==== Available records
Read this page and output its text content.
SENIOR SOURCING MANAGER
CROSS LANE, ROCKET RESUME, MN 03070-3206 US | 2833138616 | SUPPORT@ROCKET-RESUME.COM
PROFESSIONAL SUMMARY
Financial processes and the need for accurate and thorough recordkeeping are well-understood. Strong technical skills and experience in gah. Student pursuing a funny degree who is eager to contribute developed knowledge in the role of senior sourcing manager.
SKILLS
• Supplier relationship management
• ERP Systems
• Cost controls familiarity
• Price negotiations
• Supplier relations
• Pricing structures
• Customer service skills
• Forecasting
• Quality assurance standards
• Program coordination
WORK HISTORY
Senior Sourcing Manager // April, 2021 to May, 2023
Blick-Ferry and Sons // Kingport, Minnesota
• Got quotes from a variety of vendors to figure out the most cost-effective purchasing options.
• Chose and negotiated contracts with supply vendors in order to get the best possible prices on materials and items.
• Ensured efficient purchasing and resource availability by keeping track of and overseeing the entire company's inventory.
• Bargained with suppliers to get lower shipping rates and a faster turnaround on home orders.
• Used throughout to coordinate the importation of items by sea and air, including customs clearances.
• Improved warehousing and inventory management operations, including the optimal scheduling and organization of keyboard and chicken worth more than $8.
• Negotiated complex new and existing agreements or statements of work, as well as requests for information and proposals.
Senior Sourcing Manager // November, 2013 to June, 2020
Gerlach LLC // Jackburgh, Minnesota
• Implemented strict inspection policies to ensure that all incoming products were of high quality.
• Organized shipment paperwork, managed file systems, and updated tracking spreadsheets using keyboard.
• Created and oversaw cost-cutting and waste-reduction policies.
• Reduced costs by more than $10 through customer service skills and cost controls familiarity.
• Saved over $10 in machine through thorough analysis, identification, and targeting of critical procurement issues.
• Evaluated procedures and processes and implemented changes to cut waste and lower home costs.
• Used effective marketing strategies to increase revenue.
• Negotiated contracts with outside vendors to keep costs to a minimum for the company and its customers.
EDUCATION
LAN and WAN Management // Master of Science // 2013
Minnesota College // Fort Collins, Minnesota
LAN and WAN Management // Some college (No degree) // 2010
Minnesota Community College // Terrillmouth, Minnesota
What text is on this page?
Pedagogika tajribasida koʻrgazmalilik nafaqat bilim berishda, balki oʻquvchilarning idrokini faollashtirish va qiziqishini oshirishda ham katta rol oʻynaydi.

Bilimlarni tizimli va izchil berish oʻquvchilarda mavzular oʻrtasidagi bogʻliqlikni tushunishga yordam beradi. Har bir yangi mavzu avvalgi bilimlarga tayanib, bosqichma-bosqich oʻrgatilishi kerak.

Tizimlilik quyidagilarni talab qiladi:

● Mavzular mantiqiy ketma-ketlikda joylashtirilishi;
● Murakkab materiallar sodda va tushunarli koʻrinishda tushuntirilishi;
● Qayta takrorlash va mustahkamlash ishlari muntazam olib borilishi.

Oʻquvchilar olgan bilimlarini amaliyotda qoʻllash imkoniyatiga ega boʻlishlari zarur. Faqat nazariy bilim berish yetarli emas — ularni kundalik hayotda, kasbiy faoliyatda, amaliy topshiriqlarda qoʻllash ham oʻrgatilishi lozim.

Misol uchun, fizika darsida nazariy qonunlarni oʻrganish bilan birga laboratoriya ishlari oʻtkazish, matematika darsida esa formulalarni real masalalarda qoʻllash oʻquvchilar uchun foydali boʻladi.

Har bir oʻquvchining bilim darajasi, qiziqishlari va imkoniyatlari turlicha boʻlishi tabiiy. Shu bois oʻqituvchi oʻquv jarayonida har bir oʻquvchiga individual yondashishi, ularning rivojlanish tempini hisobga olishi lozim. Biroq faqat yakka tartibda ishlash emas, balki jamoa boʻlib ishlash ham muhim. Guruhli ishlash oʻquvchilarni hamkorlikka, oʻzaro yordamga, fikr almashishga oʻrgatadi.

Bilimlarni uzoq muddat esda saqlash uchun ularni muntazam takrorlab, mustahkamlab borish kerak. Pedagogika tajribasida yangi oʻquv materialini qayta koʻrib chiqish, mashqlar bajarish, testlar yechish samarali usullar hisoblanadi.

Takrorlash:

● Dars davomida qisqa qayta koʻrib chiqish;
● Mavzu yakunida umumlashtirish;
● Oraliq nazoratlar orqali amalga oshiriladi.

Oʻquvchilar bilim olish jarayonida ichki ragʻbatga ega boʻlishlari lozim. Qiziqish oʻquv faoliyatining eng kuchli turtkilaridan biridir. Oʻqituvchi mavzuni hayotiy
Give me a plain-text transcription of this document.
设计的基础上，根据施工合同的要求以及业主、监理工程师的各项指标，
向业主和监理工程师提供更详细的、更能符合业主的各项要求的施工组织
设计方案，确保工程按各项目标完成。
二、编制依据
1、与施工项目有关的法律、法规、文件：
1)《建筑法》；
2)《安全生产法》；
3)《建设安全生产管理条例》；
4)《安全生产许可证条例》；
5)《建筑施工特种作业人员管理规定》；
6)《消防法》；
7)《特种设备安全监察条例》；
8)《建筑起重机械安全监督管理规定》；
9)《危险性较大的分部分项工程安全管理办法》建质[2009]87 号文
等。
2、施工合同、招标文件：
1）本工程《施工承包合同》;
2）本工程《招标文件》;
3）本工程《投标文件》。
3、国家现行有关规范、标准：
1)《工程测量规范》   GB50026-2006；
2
========
* Short task: Of all the lines above, how many contain the word "uchun"? Answer with only the number.

* Reply to the task: 2